■ Objective
Write out the lines again, from the first one through the line with "y-tick-label: 104.0 [84,983,118,998]", putting "legend-entry" wherever "legend-item" appears and changing nothing else.

■ Material provided
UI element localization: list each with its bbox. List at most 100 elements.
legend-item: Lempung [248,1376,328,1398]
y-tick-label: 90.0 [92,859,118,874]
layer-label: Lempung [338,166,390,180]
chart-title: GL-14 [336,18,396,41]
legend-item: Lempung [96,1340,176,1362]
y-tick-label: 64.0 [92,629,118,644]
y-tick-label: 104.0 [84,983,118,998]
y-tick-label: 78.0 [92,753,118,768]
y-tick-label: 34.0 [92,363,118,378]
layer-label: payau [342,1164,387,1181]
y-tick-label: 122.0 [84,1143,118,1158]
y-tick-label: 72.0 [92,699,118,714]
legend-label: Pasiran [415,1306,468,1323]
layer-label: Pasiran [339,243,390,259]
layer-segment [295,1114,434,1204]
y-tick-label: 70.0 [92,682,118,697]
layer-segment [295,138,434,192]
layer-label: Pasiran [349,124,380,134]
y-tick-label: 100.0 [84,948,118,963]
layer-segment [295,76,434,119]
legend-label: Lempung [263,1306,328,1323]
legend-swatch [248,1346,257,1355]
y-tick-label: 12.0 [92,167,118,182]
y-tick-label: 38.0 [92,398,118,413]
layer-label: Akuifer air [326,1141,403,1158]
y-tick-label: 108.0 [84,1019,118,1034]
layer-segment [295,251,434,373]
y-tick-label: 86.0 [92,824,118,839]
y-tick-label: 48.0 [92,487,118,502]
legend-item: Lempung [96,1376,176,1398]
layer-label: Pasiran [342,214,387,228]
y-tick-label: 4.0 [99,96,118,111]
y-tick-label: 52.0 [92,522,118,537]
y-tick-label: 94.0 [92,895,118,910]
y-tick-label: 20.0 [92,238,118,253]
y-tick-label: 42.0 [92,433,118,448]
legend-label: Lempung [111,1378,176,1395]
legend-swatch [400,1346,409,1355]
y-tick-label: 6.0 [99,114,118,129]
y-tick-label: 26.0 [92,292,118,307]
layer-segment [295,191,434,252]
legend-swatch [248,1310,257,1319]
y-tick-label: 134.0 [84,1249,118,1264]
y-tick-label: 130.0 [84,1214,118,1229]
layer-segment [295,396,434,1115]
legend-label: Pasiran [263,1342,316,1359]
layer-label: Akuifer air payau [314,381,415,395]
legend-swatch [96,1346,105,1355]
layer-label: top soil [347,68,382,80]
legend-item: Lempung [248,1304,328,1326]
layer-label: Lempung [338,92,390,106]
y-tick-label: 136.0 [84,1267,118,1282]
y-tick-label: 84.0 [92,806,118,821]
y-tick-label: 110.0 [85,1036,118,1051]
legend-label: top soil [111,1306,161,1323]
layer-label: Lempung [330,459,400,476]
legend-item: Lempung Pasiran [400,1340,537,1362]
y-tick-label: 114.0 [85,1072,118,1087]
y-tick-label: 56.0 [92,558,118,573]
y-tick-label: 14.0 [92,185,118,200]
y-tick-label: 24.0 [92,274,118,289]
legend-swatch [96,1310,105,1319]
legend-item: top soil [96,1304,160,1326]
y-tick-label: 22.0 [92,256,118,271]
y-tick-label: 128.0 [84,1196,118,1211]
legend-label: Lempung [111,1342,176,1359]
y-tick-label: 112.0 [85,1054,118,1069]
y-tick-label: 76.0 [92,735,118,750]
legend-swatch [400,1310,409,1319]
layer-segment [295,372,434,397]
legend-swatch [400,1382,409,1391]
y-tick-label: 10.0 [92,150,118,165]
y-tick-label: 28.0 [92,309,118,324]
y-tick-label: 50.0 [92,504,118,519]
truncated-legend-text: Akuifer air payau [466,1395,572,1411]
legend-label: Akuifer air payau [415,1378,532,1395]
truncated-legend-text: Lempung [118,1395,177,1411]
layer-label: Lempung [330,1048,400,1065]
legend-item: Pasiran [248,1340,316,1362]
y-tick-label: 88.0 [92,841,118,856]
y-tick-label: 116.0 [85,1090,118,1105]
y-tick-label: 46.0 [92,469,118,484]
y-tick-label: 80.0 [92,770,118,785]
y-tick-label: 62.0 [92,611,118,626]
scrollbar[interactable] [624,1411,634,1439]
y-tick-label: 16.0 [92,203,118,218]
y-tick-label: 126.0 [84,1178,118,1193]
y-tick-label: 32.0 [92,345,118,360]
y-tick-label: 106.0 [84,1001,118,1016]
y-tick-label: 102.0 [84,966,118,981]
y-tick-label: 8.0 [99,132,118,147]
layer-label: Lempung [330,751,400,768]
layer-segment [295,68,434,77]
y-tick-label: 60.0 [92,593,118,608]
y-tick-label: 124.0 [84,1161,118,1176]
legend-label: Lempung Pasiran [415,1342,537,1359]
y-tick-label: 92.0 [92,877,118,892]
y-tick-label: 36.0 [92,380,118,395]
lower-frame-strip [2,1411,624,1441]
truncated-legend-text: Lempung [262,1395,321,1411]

■ Task answer
UI element localization: list each with its bbox. List at most 100 elements.
legend-entry: Lempung [248,1376,328,1398]
y-tick-label: 90.0 [92,859,118,874]
layer-label: Lempung [338,166,390,180]
chart-title: GL-14 [336,18,396,41]
legend-entry: Lempung [96,1340,176,1362]
y-tick-label: 64.0 [92,629,118,644]
y-tick-label: 104.0 [84,983,118,998]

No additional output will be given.